# START OF Records for the exercise

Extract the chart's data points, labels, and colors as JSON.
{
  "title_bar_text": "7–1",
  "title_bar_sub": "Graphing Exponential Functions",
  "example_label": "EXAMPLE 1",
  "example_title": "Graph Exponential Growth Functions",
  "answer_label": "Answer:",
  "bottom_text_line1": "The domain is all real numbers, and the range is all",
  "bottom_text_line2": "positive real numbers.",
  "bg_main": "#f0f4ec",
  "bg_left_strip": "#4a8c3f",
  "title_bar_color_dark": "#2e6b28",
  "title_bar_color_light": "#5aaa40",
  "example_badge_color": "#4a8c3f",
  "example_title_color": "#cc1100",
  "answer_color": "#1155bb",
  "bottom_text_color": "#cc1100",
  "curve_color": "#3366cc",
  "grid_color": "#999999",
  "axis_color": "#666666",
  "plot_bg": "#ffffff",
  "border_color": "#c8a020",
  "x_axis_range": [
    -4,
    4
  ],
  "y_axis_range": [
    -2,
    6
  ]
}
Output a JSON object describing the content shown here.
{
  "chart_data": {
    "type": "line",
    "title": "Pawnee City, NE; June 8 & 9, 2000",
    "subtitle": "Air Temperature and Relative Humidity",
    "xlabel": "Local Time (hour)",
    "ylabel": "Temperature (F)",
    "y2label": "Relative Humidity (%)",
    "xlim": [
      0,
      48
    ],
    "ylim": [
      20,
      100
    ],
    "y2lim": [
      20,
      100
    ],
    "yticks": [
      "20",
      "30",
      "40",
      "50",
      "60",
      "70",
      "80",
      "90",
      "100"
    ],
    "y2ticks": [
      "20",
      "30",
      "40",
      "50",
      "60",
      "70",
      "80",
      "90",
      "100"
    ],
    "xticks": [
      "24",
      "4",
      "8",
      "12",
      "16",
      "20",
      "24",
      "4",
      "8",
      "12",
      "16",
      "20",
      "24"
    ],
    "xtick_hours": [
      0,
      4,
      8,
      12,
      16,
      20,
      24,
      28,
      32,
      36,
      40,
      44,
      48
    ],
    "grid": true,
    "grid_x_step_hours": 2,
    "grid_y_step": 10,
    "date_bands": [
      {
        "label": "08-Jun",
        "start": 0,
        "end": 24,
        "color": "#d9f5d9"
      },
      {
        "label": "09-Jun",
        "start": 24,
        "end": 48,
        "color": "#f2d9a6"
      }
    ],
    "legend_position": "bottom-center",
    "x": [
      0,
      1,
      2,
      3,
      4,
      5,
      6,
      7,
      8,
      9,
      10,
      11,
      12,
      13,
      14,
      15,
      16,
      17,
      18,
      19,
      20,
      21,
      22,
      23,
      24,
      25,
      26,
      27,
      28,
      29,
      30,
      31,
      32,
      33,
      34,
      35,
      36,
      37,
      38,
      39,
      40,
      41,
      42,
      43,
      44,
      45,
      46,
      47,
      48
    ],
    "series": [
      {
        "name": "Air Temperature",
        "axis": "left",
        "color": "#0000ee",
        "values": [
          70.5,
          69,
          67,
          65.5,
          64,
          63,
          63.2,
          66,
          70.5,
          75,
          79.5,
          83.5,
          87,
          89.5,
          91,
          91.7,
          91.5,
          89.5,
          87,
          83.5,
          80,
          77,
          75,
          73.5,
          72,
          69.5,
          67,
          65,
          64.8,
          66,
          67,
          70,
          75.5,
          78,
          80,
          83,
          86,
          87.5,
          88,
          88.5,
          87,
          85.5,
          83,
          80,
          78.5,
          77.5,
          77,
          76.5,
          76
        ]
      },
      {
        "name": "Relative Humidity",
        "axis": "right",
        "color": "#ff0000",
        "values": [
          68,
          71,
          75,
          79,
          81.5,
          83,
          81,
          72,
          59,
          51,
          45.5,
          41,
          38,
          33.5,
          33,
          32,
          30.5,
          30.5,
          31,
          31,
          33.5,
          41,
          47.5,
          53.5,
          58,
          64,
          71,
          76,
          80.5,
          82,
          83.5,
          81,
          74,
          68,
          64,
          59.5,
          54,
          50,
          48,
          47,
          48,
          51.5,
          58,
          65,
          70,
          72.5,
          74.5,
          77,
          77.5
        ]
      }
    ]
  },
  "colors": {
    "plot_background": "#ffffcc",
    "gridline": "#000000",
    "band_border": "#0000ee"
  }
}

# END OF Records for the exercise

• _Requirements_
Type the whole listing again, unaltered.

• _Result_
Extract the chart's data points, labels, and colors as JSON.
{
  "title_bar_text": "7–1",
  "title_bar_sub": "Graphing Exponential Functions",
  "example_label": "EXAMPLE 1",
  "example_title": "Graph Exponential Growth Functions",
  "answer_label": "Answer:",
  "bottom_text_line1": "The domain is all real numbers, and the range is all",
  "bottom_text_line2": "positive real numbers.",
  "bg_main": "#f0f4ec",
  "bg_left_strip": "#4a8c3f",
  "title_bar_color_dark": "#2e6b28",
  "title_bar_color_light": "#5aaa40",
  "example_badge_color": "#4a8c3f",
  "example_title_color": "#cc1100",
  "answer_color": "#1155bb",
  "bottom_text_color": "#cc1100",
  "curve_color": "#3366cc",
  "grid_color": "#999999",
  "axis_color": "#666666",
  "plot_bg": "#ffffff",
  "border_color": "#c8a020",
  "x_axis_range": [
    -4,
    4
  ],
  "y_axis_range": [
    -2,
    6
  ]
}
Output a JSON object describing the content shown here.
{
  "chart_data": {
    "type": "line",
    "title": "Pawnee City, NE; June 8 & 9, 2000",
    "subtitle": "Air Temperature and Relative Humidity",
    "xlabel": "Local Time (hour)",
    "ylabel": "Temperature (F)",
    "y2label": "Relative Humidity (%)",
    "xlim": [
      0,
      48
    ],
    "ylim": [
      20,
      100
    ],
    "y2lim": [
      20,
      100
    ],
    "yticks": [
      "20",
      "30",
      "40",
      "50",
      "60",
      "70",
      "80",
      "90",
      "100"
    ],
    "y2ticks": [
      "20",
      "30",
      "40",
      "50",
      "60",
      "70",
      "80",
      "90",
      "100"
    ],
    "xticks": [
      "24",
      "4",
      "8",
      "12",
      "16",
      "20",
      "24",
      "4",
      "8",
      "12",
      "16",
      "20",
      "24"
    ],
    "xtick_hours": [
      0,
      4,
      8,
      12,
      16,
      20,
      24,
      28,
      32,
      36,
      40,
      44,
      48
    ],
    "grid": true,
    "grid_x_step_hours": 2,
    "grid_y_step": 10,
    "date_bands": [
      {
        "label": "08-Jun",
        "start": 0,
        "end": 24,
        "color": "#d9f5d9"
      },
      {
        "label": "09-Jun",
        "start": 24,
        "end": 48,
        "color": "#f2d9a6"
      }
    ],
    "legend_position": "bottom-center",
    "x": [
      0,
      1,
      2,
      3,
      4,
      5,
      6,
      7,
      8,
      9,
      10,
      11,
      12,
      13,
      14,
      15,
      16,
      17,
      18,
      19,
      20,
      21,
      22,
      23,
      24,
      25,
      26,
      27,
      28,
      29,
      30,
      31,
      32,
      33,
      34,
      35,
      36,
      37,
      38,
      39,
      40,
      41,
      42,
      43,
      44,
      45,
      46,
      47,
      48
    ],
    "series": [
      {
        "name": "Air Temperature",
        "axis": "left",
        "color": "#0000ee",
        "values": [
          70.5,
          69,
          67,
          65.5,
          64,
          63,
          63.2,
          66,
          70.5,
          75,
          79.5,
          83.5,
          87,
          89.5,
          91,
          91.7,
          91.5,
          89.5,
          87,
          83.5,
          80,
          77,
          75,
          73.5,
          72,
          69.5,
          67,
          65,
          64.8,
          66,
          67,
          70,
          75.5,
          78,
          80,
          83,
          86,
          87.5,
          88,
          88.5,
          87,
          85.5,
          83,
          80,
          78.5,
          77.5,
          77,
          76.5,
          76
        ]
      },
      {
        "name": "Relative Humidity",
        "axis": "right",
        "color": "#ff0000",
        "values": [
          68,
          71,
          75,
          79,
          81.5,
          83,
          81,
          72,
          59,
          51,
          45.5,
          41,
          38,
          33.5,
          33,
          32,
          30.5,
          30.5,
          31,
          31,
          33.5,
          41,
          47.5,
          53.5,
          58,
          64,
          71,
          76,
          80.5,
          82,
          83.5,
          81,
          74,
          68,
          64,
          59.5,
          54,
          50,
          48,
          47,
          48,
          51.5,
          58,
          65,
          70,
          72.5,
          74.5,
          77,
          77.5
        ]
      }
    ]
  },
  "colors": {
    "plot_background": "#ffffcc",
    "gridline": "#000000",
    "band_border": "#0000ee"
  }
}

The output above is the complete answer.